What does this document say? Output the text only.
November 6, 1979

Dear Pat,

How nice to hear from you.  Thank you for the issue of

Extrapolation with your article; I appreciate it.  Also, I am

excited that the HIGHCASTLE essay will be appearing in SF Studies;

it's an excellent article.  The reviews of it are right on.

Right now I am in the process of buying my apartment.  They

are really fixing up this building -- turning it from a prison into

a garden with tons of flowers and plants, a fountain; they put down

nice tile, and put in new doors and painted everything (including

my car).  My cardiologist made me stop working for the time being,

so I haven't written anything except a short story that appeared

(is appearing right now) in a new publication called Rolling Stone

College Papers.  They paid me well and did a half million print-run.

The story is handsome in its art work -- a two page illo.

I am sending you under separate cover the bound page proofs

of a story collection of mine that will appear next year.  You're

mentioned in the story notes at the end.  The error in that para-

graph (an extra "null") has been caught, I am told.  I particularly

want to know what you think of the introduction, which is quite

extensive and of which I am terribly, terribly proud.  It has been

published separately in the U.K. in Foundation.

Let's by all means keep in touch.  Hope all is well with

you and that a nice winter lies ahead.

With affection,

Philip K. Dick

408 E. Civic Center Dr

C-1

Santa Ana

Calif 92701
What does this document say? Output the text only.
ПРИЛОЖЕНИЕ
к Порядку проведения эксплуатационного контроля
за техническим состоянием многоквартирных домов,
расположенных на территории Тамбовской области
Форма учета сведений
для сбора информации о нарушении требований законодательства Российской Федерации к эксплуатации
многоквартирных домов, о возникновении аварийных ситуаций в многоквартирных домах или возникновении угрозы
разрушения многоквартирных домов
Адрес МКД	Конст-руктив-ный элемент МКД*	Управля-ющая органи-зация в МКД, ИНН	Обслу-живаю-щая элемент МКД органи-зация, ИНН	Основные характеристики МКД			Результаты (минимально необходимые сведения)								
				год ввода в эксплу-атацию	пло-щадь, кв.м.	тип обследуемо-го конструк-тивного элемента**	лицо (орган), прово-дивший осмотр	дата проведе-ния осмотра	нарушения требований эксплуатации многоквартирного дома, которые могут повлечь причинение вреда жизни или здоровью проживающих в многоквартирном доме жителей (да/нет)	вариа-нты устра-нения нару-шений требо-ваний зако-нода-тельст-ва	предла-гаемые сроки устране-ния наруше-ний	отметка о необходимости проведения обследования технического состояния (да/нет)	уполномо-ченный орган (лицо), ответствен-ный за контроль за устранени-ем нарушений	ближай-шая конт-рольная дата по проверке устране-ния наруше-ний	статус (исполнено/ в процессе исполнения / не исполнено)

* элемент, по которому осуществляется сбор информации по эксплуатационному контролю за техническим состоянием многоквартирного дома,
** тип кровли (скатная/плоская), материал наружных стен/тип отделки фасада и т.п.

Short problem >> Write the material out exactly, with nothing left out.

Answer to this task >>
What does this document say? Output the text only.
November 6, 1979

Dear Pat,

How nice to hear from you.  Thank you for the issue of

Extrapolation with your article; I appreciate it.  Also, I am

excited that the HIGHCASTLE essay will be appearing in SF Studies;

it's an excellent article.  The reviews of it are right on.

Right now I am in the process of buying my apartment.  They

are really fixing up this building -- turning it from a prison into

a garden with tons of flowers and plants, a fountain; they put down

nice tile, and put in new doors and painted everything (including

my car).  My cardiologist made me stop working for the time being,

so I haven't written anything except a short story that appeared

(is appearing right now) in a new publication called Rolling Stone

College Papers.  They paid me well and did a half million print-run.

The story is handsome in its art work -- a two page illo.

I am sending you under separate cover the bound page proofs

of a story collection of mine that will appear next year.  You're

mentioned in the story notes at the end.  The error in that para-

graph (an extra "null") has been caught, I am told.  I particularly

want to know what you think of the introduction, which is quite

extensive and of which I am terribly, terribly proud.  It has been

published separately in the U.K. in Foundation.

Let's by all means keep in touch.  Hope all is well with

you and that a nice winter lies ahead.

With affection,

Philip K. Dick

408 E. Civic Center Dr

C-1

Santa Ana

Calif 92701
What does this document say? Output the text only.
ПРИЛОЖЕНИЕ
к Порядку проведения эксплуатационного контроля
за техническим состоянием многоквартирных домов,
расположенных на территории Тамбовской области
Форма учета сведений
для сбора информации о нарушении требований законодательства Российской Федерации к эксплуатации
многоквартирных домов, о возникновении аварийных ситуаций в многоквартирных домах или возникновении угрозы
разрушения многоквартирных домов
Адрес МКД	Конст-руктив-ный элемент МКД*	Управля-ющая органи-зация в МКД, ИНН	Обслу-живаю-щая элемент МКД органи-зация, ИНН	Основные характеристики МКД			Результаты (минимально необходимые сведения)								
				год ввода в эксплу-атацию	пло-щадь, кв.м.	тип обследуемо-го конструк-тивного элемента**	лицо (орган), прово-дивший осмотр	дата проведе-ния осмотра	нарушения требований эксплуатации многоквартирного дома, которые могут повлечь причинение вреда жизни или здоровью проживающих в многоквартирном доме жителей (да/нет)	вариа-нты устра-нения нару-шений требо-ваний зако-нода-тельст-ва	предла-гаемые сроки устране-ния наруше-ний	отметка о необходимости проведения обследования технического состояния (да/нет)	уполномо-ченный орган (лицо), ответствен-ный за контроль за устранени-ем нарушений	ближай-шая конт-рольная дата по проверке устране-ния наруше-ний	статус (исполнено/ в процессе исполнения / не исполнено)

* элемент, по которому осуществляется сбор информации по эксплуатационному контролю за техническим состоянием многоквартирного дома,
** тип кровли (скатная/плоская), материал наружных стен/тип отделки фасада и т.п.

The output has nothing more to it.